- [WHAT TO DO] Below are records to repeat exactly. Omit the pictures from the copy.

++++++++++

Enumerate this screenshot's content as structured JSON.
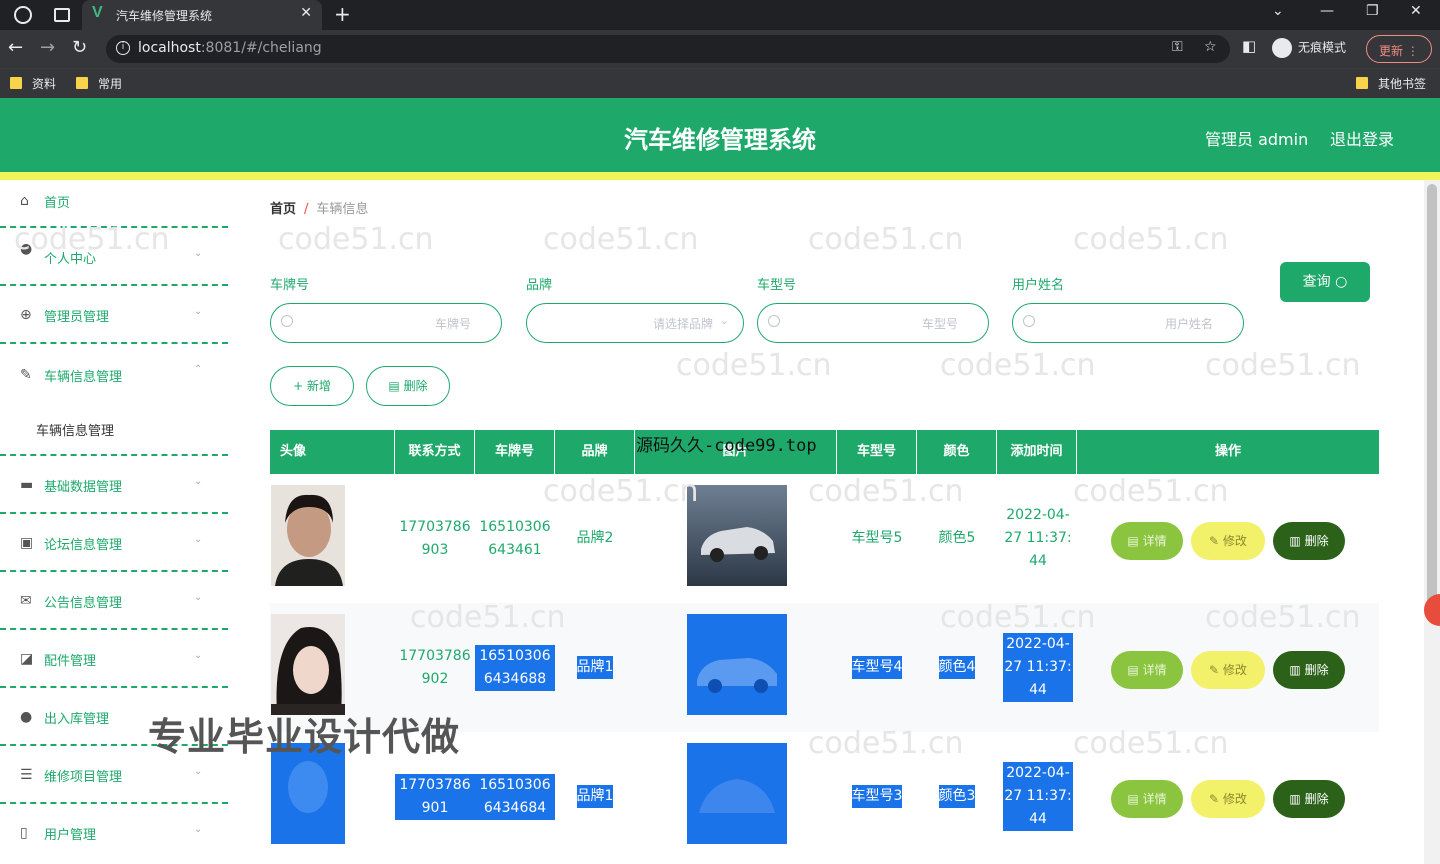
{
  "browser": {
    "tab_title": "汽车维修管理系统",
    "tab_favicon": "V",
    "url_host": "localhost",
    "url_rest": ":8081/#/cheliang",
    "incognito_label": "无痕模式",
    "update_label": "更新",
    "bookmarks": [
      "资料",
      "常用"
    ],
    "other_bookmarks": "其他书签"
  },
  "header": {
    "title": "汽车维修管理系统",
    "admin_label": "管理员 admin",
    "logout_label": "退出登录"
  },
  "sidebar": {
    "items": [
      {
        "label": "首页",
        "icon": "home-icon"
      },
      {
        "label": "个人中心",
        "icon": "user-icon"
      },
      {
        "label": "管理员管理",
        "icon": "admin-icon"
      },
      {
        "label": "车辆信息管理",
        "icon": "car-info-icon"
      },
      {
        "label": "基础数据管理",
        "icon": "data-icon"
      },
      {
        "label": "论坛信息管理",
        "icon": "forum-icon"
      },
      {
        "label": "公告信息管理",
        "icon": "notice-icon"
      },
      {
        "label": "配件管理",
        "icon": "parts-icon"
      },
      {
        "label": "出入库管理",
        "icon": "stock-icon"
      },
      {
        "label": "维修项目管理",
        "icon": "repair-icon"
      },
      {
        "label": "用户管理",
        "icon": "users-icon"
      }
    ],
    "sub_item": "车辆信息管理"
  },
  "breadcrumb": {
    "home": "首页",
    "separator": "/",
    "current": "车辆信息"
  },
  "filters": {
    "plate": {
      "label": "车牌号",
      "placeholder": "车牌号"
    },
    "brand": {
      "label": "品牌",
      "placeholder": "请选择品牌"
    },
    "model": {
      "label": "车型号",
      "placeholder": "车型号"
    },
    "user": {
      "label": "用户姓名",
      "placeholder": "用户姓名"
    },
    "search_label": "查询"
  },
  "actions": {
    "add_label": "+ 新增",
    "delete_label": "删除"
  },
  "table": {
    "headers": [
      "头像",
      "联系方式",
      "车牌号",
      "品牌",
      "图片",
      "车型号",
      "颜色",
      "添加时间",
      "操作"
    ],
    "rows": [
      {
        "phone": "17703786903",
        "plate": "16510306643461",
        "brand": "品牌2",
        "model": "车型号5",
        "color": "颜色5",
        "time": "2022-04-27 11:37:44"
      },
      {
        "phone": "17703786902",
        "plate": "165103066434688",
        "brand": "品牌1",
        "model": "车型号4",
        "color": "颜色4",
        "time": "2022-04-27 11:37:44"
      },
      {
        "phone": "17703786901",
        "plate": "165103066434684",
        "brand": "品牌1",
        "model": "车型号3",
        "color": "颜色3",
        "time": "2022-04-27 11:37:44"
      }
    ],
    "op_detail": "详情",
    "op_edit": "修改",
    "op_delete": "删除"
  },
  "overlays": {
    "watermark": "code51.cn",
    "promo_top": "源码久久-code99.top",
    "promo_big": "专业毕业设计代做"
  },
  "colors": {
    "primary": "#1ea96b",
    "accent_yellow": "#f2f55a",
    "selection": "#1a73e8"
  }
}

++++++++++

- [CORRECT RESPONSE]
Enumerate this screenshot's content as structured JSON.
{
  "browser": {
    "tab_title": "汽车维修管理系统",
    "tab_favicon": "V",
    "url_host": "localhost",
    "url_rest": ":8081/#/cheliang",
    "incognito_label": "无痕模式",
    "update_label": "更新",
    "bookmarks": [
      "资料",
      "常用"
    ],
    "other_bookmarks": "其他书签"
  },
  "header": {
    "title": "汽车维修管理系统",
    "admin_label": "管理员 admin",
    "logout_label": "退出登录"
  },
  "sidebar": {
    "items": [
      {
        "label": "首页",
        "icon": "home-icon"
      },
      {
        "label": "个人中心",
        "icon": "user-icon"
      },
      {
        "label": "管理员管理",
        "icon": "admin-icon"
      },
      {
        "label": "车辆信息管理",
        "icon": "car-info-icon"
      },
      {
        "label": "基础数据管理",
        "icon": "data-icon"
      },
      {
        "label": "论坛信息管理",
        "icon": "forum-icon"
      },
      {
        "label": "公告信息管理",
        "icon": "notice-icon"
      },
      {
        "label": "配件管理",
        "icon": "parts-icon"
      },
      {
        "label": "出入库管理",
        "icon": "stock-icon"
      },
      {
        "label": "维修项目管理",
        "icon": "repair-icon"
      },
      {
        "label": "用户管理",
        "icon": "users-icon"
      }
    ],
    "sub_item": "车辆信息管理"
  },
  "breadcrumb": {
    "home": "首页",
    "separator": "/",
    "current": "车辆信息"
  },
  "filters": {
    "plate": {
      "label": "车牌号",
      "placeholder": "车牌号"
    },
    "brand": {
      "label": "品牌",
      "placeholder": "请选择品牌"
    },
    "model": {
      "label": "车型号",
      "placeholder": "车型号"
    },
    "user": {
      "label": "用户姓名",
      "placeholder": "用户姓名"
    },
    "search_label": "查询"
  },
  "actions": {
    "add_label": "+ 新增",
    "delete_label": "删除"
  },
  "table": {
    "headers": [
      "头像",
      "联系方式",
      "车牌号",
      "品牌",
      "图片",
      "车型号",
      "颜色",
      "添加时间",
      "操作"
    ],
    "rows": [
      {
        "phone": "17703786903",
        "plate": "16510306643461",
        "brand": "品牌2",
        "model": "车型号5",
        "color": "颜色5",
        "time": "2022-04-27 11:37:44"
      },
      {
        "phone": "17703786902",
        "plate": "165103066434688",
        "brand": "品牌1",
        "model": "车型号4",
        "color": "颜色4",
        "time": "2022-04-27 11:37:44"
      },
      {
        "phone": "17703786901",
        "plate": "165103066434684",
        "brand": "品牌1",
        "model": "车型号3",
        "color": "颜色3",
        "time": "2022-04-27 11:37:44"
      }
    ],
    "op_detail": "详情",
    "op_edit": "修改",
    "op_delete": "删除"
  },
  "overlays": {
    "watermark": "code51.cn",
    "promo_top": "源码久久-code99.top",
    "promo_big": "专业毕业设计代做"
  },
  "colors": {
    "primary": "#1ea96b",
    "accent_yellow": "#f2f55a",
    "selection": "#1a73e8"
  }
}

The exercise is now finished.